_TO BE DONE_
Copy all of the material below exactly.

-- Start of RECORDS PROVIDED --

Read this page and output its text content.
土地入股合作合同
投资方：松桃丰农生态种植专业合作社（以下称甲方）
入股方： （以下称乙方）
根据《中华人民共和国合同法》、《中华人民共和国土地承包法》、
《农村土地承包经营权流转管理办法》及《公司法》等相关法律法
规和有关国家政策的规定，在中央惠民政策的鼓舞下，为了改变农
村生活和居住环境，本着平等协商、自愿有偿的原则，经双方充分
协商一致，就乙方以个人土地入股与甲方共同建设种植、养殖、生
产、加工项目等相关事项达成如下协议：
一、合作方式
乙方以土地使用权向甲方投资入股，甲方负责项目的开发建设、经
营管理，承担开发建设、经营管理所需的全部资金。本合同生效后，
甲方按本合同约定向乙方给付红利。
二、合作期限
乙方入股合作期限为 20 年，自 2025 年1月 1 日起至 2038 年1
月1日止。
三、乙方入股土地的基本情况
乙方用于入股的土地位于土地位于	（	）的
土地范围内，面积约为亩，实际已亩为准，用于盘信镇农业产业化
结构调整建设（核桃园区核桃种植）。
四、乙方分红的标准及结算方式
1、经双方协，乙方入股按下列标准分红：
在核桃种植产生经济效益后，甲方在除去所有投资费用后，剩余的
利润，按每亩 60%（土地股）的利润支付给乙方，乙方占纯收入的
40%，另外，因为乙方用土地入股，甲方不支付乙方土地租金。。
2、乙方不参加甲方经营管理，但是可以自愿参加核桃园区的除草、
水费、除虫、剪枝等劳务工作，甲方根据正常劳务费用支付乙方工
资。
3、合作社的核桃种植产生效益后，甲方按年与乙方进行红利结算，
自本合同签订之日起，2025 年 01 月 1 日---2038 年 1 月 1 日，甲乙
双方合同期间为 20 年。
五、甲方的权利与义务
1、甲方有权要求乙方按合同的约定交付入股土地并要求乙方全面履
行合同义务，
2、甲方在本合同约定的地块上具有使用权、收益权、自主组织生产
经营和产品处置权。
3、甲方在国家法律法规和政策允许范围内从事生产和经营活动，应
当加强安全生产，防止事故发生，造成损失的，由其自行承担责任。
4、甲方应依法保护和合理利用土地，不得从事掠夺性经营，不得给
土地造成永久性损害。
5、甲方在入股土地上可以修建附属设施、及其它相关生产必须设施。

-- End of RECORDS PROVIDED --

_COMPLETE ANSWER_
Read this page and output its text content.
土地入股合作合同
投资方：松桃丰农生态种植专业合作社（以下称甲方）
入股方： （以下称乙方）
根据《中华人民共和国合同法》、《中华人民共和国土地承包法》、
《农村土地承包经营权流转管理办法》及《公司法》等相关法律法
规和有关国家政策的规定，在中央惠民政策的鼓舞下，为了改变农
村生活和居住环境，本着平等协商、自愿有偿的原则，经双方充分
协商一致，就乙方以个人土地入股与甲方共同建设种植、养殖、生
产、加工项目等相关事项达成如下协议：
一、合作方式
乙方以土地使用权向甲方投资入股，甲方负责项目的开发建设、经
营管理，承担开发建设、经营管理所需的全部资金。本合同生效后，
甲方按本合同约定向乙方给付红利。
二、合作期限
乙方入股合作期限为 20 年，自 2025 年1月 1 日起至 2038 年1
月1日止。
三、乙方入股土地的基本情况
乙方用于入股的土地位于土地位于	（	）的
土地范围内，面积约为亩，实际已亩为准，用于盘信镇农业产业化
结构调整建设（核桃园区核桃种植）。
四、乙方分红的标准及结算方式
1、经双方协，乙方入股按下列标准分红：
在核桃种植产生经济效益后，甲方在除去所有投资费用后，剩余的
利润，按每亩 60%（土地股）的利润支付给乙方，乙方占纯收入的
40%，另外，因为乙方用土地入股，甲方不支付乙方土地租金。。
2、乙方不参加甲方经营管理，但是可以自愿参加核桃园区的除草、
水费、除虫、剪枝等劳务工作，甲方根据正常劳务费用支付乙方工
资。
3、合作社的核桃种植产生效益后，甲方按年与乙方进行红利结算，
自本合同签订之日起，2025 年 01 月 1 日---2038 年 1 月 1 日，甲乙
双方合同期间为 20 年。
五、甲方的权利与义务
1、甲方有权要求乙方按合同的约定交付入股土地并要求乙方全面履
行合同义务，
2、甲方在本合同约定的地块上具有使用权、收益权、自主组织生产
经营和产品处置权。
3、甲方在国家法律法规和政策允许范围内从事生产和经营活动，应
当加强安全生产，防止事故发生，造成损失的，由其自行承担责任。
4、甲方应依法保护和合理利用土地，不得从事掠夺性经营，不得给
土地造成永久性损害。
5、甲方在入股土地上可以修建附属设施、及其它相关生产必须设施。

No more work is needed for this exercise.